WHAT IS ASKED: In the entries that follow, how many lines contain "publics"? Answer with the number only.

Collected data
— start —

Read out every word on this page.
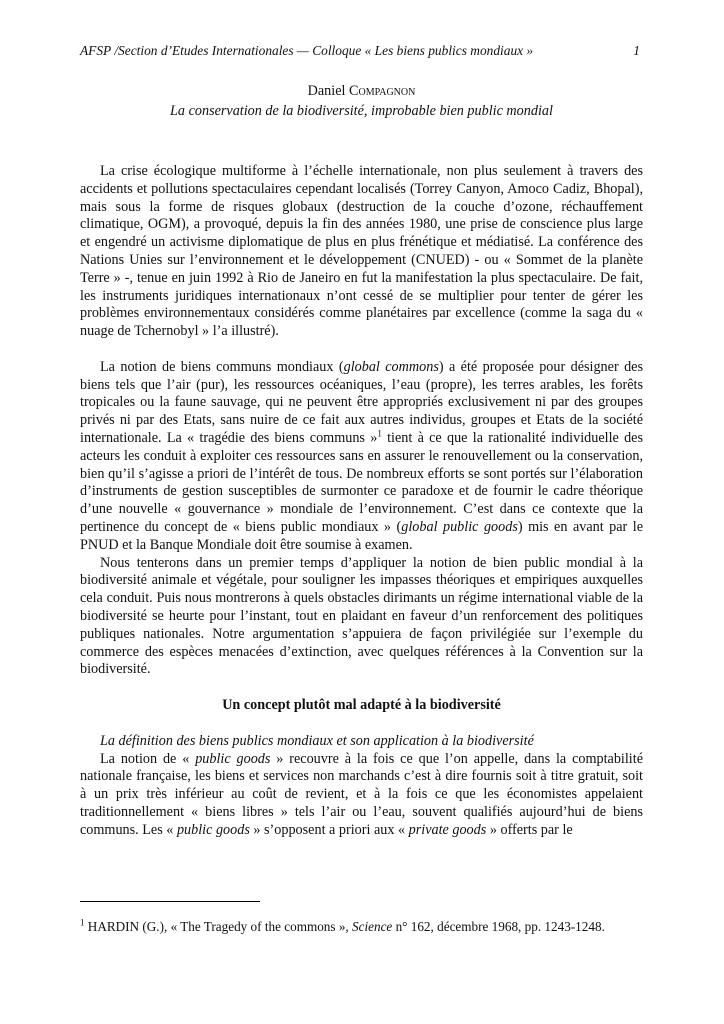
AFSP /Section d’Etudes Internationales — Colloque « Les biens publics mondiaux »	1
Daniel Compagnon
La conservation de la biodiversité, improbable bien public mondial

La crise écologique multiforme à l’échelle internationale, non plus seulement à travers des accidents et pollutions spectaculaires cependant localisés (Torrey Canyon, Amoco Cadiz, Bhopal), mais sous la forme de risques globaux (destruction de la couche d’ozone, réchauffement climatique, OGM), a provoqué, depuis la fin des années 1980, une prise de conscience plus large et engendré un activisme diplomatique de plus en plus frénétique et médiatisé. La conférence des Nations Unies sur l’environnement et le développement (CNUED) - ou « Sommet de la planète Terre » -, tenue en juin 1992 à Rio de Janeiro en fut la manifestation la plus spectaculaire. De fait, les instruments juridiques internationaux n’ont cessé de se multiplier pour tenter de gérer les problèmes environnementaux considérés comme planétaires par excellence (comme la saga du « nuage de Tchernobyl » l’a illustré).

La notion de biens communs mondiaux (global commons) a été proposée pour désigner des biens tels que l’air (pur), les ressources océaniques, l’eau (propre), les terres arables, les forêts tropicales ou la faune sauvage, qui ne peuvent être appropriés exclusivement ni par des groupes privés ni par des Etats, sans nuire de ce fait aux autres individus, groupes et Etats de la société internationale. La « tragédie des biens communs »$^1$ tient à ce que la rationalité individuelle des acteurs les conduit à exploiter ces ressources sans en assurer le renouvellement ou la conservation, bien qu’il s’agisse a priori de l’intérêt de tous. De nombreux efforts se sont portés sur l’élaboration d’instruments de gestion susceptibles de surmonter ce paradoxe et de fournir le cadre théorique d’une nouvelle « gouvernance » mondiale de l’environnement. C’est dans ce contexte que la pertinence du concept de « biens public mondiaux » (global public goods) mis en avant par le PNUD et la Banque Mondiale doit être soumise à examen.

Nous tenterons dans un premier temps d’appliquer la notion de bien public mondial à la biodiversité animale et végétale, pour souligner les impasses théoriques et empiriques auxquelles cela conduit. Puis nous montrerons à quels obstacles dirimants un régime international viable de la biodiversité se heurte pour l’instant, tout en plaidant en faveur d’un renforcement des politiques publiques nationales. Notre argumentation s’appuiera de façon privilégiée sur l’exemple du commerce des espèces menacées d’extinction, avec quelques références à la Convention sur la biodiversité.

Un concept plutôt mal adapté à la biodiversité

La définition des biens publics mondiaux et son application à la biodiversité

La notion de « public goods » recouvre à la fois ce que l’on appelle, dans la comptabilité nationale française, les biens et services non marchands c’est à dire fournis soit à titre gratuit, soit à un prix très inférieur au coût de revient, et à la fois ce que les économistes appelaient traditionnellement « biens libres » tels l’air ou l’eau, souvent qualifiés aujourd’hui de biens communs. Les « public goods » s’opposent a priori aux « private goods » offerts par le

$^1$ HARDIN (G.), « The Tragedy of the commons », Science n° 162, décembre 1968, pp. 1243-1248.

— end —

SOLUTION BELOW: 2